# Task prompt
Go through the entries one line at a time, and gather every line that has the word "content".

# Records supplied
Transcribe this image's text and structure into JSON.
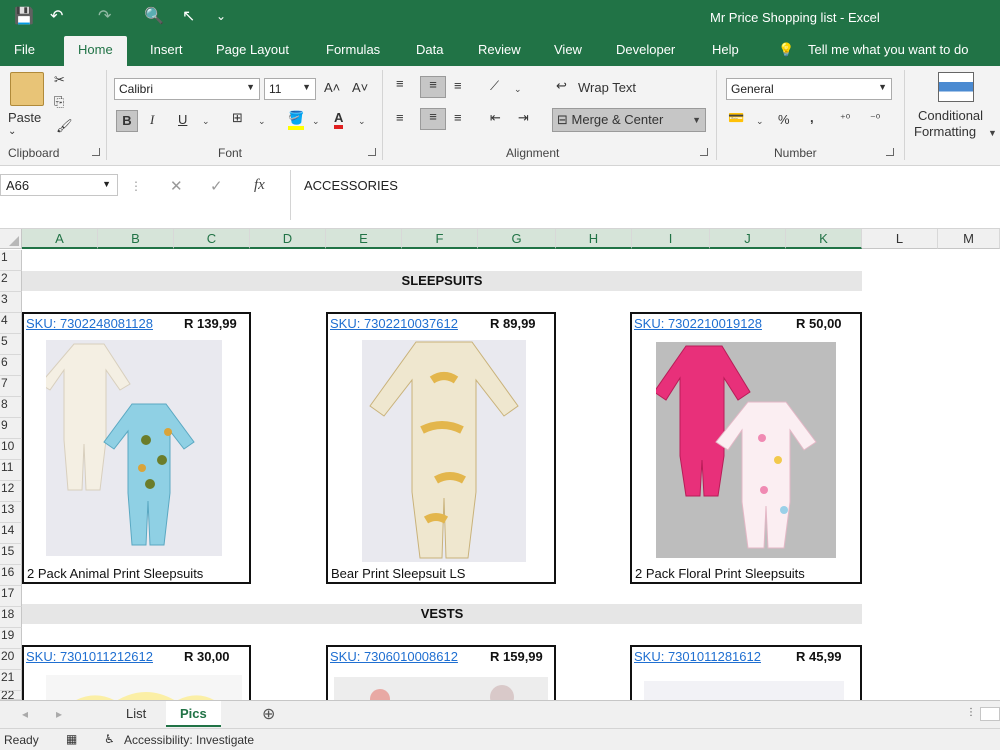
{
  "window": {
    "title": "Mr Price Shopping list  -  Excel"
  },
  "quick_access": {
    "save": "💾",
    "undo": "↶",
    "redo": "↷",
    "print_preview": "🔍",
    "touch": "↖",
    "customize": "⌄"
  },
  "tabs": [
    "File",
    "Home",
    "Insert",
    "Page Layout",
    "Formulas",
    "Data",
    "Review",
    "View",
    "Developer",
    "Help"
  ],
  "tell_me": "Tell me what you want to do",
  "ribbon": {
    "clipboard": {
      "paste": "Paste",
      "label": "Clipboard"
    },
    "font": {
      "name": "Calibri",
      "size": "11",
      "bold": "B",
      "italic": "I",
      "underline": "U",
      "grow": "A˄",
      "shrink": "A˅",
      "label": "Font"
    },
    "alignment": {
      "wrap": "Wrap Text",
      "merge": "Merge & Center",
      "label": "Alignment"
    },
    "number": {
      "format": "General",
      "percent": "%",
      "comma": ",",
      "label": "Number"
    },
    "styles": {
      "conditional_line1": "Conditional",
      "conditional_line2": "Formatting"
    }
  },
  "formula_bar": {
    "name_box": "A66",
    "cancel": "✕",
    "enter": "✓",
    "fx": "fx",
    "content": "ACCESSORIES"
  },
  "columns": [
    "A",
    "B",
    "C",
    "D",
    "E",
    "F",
    "G",
    "H",
    "I",
    "J",
    "K",
    "L",
    "M"
  ],
  "rows": [
    "1",
    "2",
    "3",
    "4",
    "5",
    "6",
    "7",
    "8",
    "9",
    "10",
    "11",
    "12",
    "13",
    "14",
    "15",
    "16",
    "17",
    "18",
    "19",
    "20",
    "21",
    "22"
  ],
  "sections": [
    {
      "title": "SLEEPSUITS",
      "items": [
        {
          "sku": "SKU: 7302248081128",
          "price": "R 139,99",
          "name": "2 Pack Animal Print Sleepsuits"
        },
        {
          "sku": "SKU: 7302210037612",
          "price": "R  89,99",
          "name": "Bear Print Sleepsuit LS"
        },
        {
          "sku": "SKU: 7302210019128",
          "price": "R  50,00",
          "name": "2 Pack Floral Print Sleepsuits"
        }
      ]
    },
    {
      "title": "VESTS",
      "items": [
        {
          "sku": "SKU: 7301011212612",
          "price": "R  30,00"
        },
        {
          "sku": "SKU: 7306010008612",
          "price": "R 159,99"
        },
        {
          "sku": "SKU: 7301011281612",
          "price": "R  45,99"
        }
      ]
    }
  ],
  "sheets": [
    "List",
    "Pics"
  ],
  "add_sheet": "⊕",
  "status": {
    "ready": "Ready",
    "accessibility": "Accessibility: Investigate"
  }
}
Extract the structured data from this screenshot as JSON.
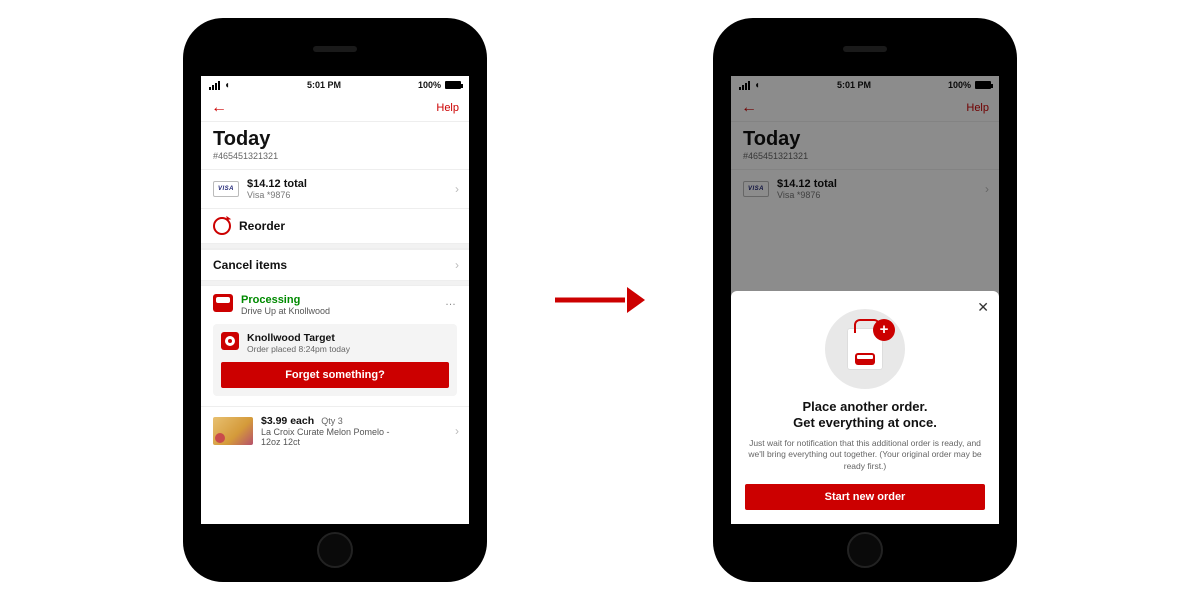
{
  "status": {
    "time": "5:01 PM",
    "battery": "100%"
  },
  "nav": {
    "help": "Help"
  },
  "header": {
    "title": "Today",
    "order_id": "#465451321321"
  },
  "payment": {
    "brand": "VISA",
    "total": "$14.12 total",
    "card": "Visa *9876"
  },
  "reorder": {
    "label": "Reorder"
  },
  "cancel": {
    "label": "Cancel items"
  },
  "processing": {
    "status": "Processing",
    "sub": "Drive Up at Knollwood",
    "store": "Knollwood Target",
    "placed": "Order placed 8:24pm today",
    "forget_btn": "Forget something?"
  },
  "item": {
    "price": "$3.99 each",
    "qty": "Qty 3",
    "name": "La Croix Curate Melon Pomelo - 12oz 12ct"
  },
  "sheet": {
    "title_l1": "Place another order.",
    "title_l2": "Get everything at once.",
    "body": "Just wait for notification that this additional order is ready, and we'll bring everything out together. (Your original order may be ready first.)",
    "cta": "Start new order"
  }
}
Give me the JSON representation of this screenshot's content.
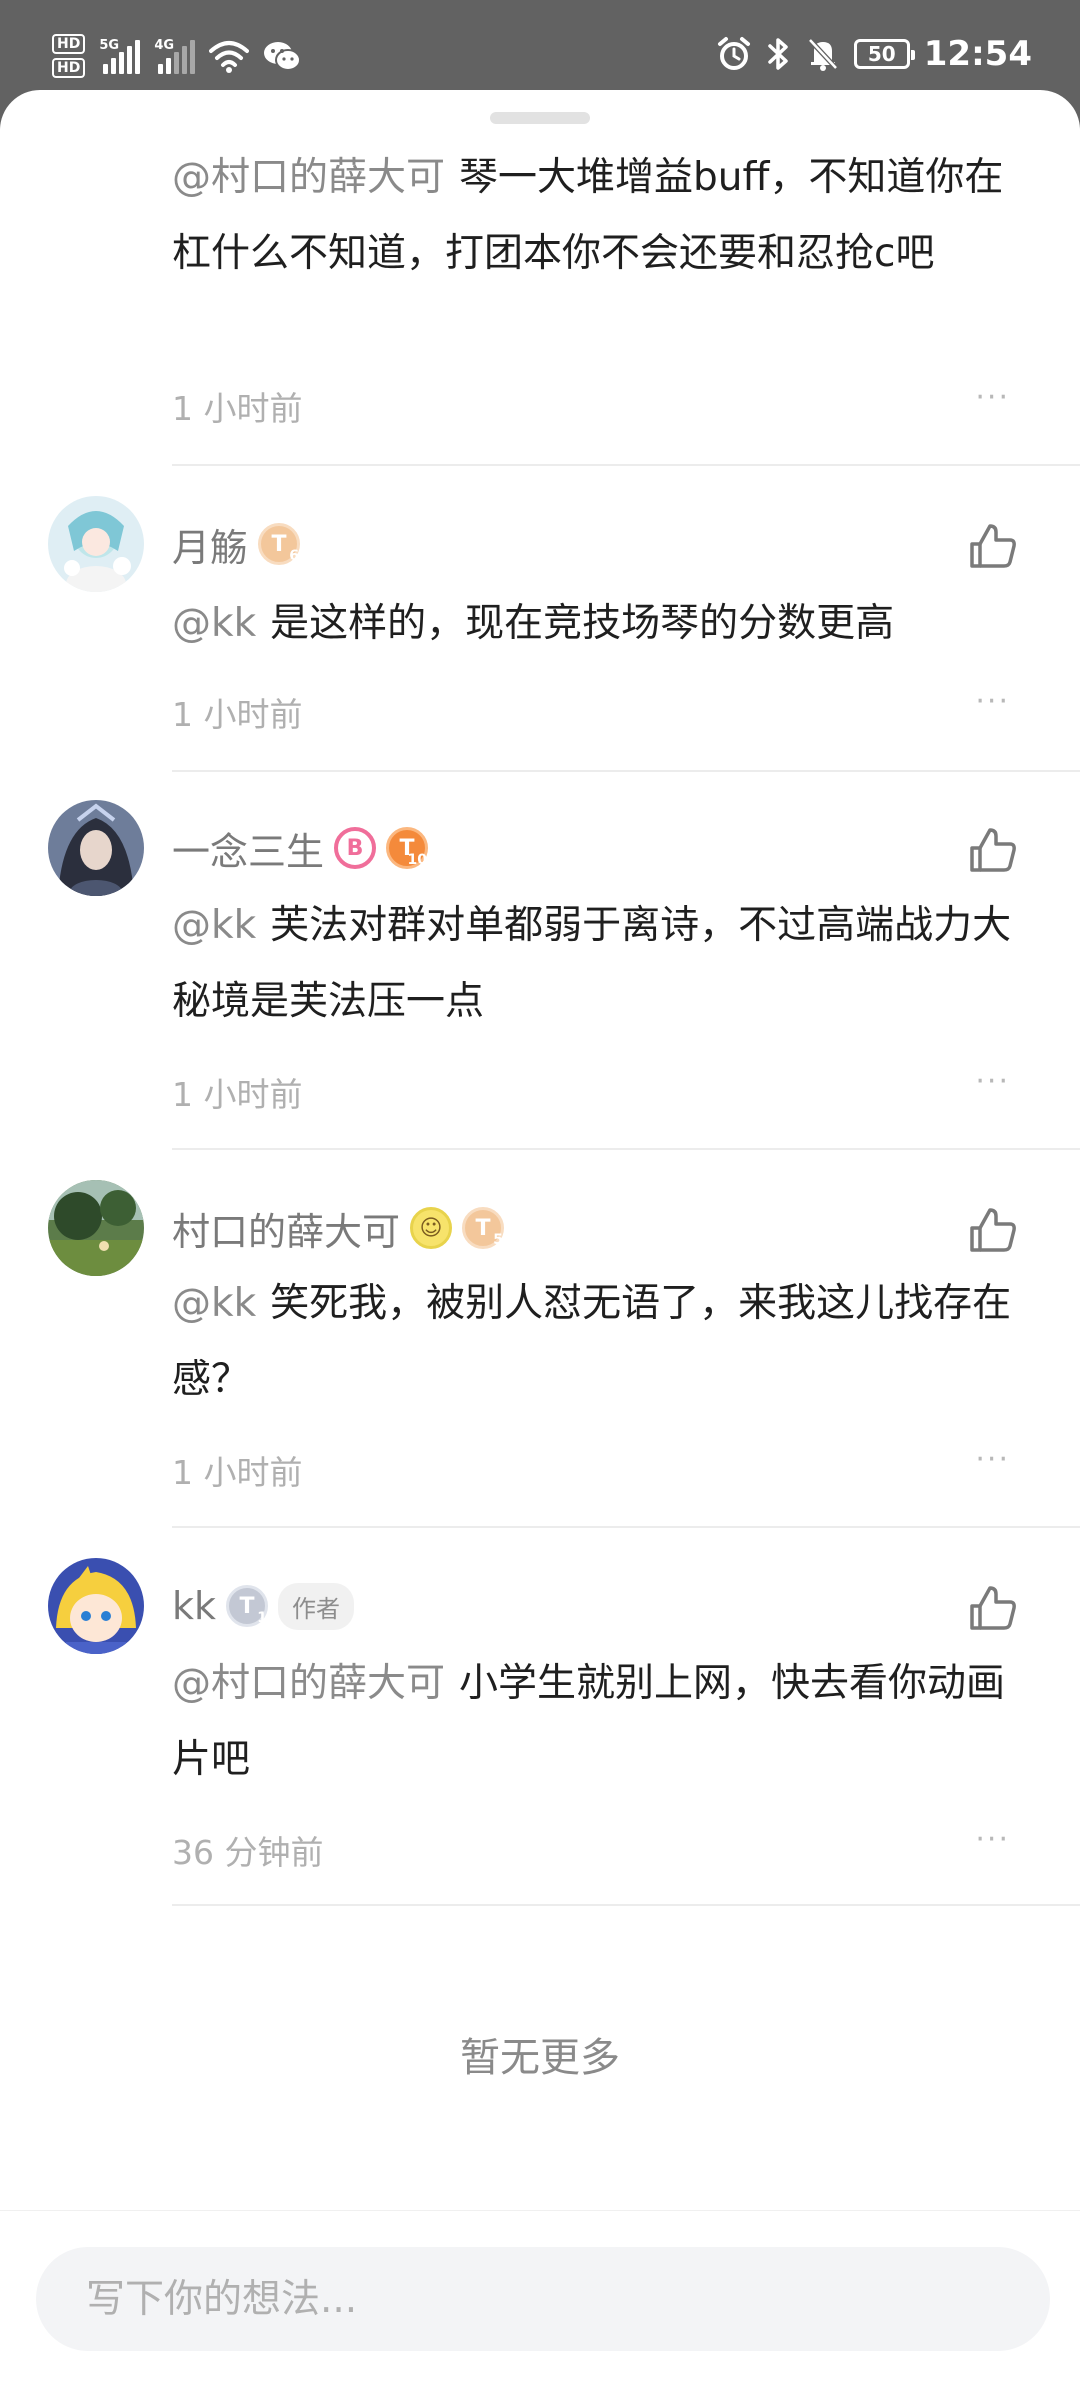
{
  "status_bar": {
    "hd_top": "HD",
    "hd_bottom": "HD",
    "net1": "5G",
    "net2": "4G",
    "battery": "50",
    "time": "12:54"
  },
  "comments": [
    {
      "mention": "@村口的薛大可",
      "body": "琴一大堆增益buff，不知道你在杠什么不知道，打团本你不会还要和忍抢c吧",
      "time": "1 小时前",
      "more": "···"
    },
    {
      "name": "月觞",
      "badges": [
        "T"
      ],
      "mention": "@kk",
      "body": "是这样的，现在竞技场琴的分数更高",
      "time": "1 小时前",
      "more": "···"
    },
    {
      "name": "一念三生",
      "badges": [
        "B",
        "T"
      ],
      "mention": "@kk",
      "body": "芙法对群对单都弱于离诗，不过高端战力大秘境是芙法压一点",
      "time": "1 小时前",
      "more": "···"
    },
    {
      "name": "村口的薛大可",
      "badges": [
        "T"
      ],
      "mention": "@kk",
      "body": "笑死我，被别人怼无语了，来我这儿找存在感？",
      "time": "1 小时前",
      "more": "···"
    },
    {
      "name": "kk",
      "badges": [
        "T"
      ],
      "author_tag": "作者",
      "mention": "@村口的薛大可",
      "body": "小学生就别上网，快去看你动画片吧",
      "time": "36 分钟前",
      "more": "···"
    }
  ],
  "no_more": "暂无更多",
  "input": {
    "placeholder": "写下你的想法..."
  },
  "icons": {
    "like": "thumbs-up-icon",
    "more": "more-dots-icon",
    "alarm": "alarm-icon",
    "bluetooth": "bluetooth-icon",
    "mute": "bell-off-icon",
    "wifi": "wifi-icon",
    "wechat": "wechat-icon"
  }
}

# Answer to this problem
    "content": "ACCESSORIES"
Give me the JSON representation of this screenshot's content.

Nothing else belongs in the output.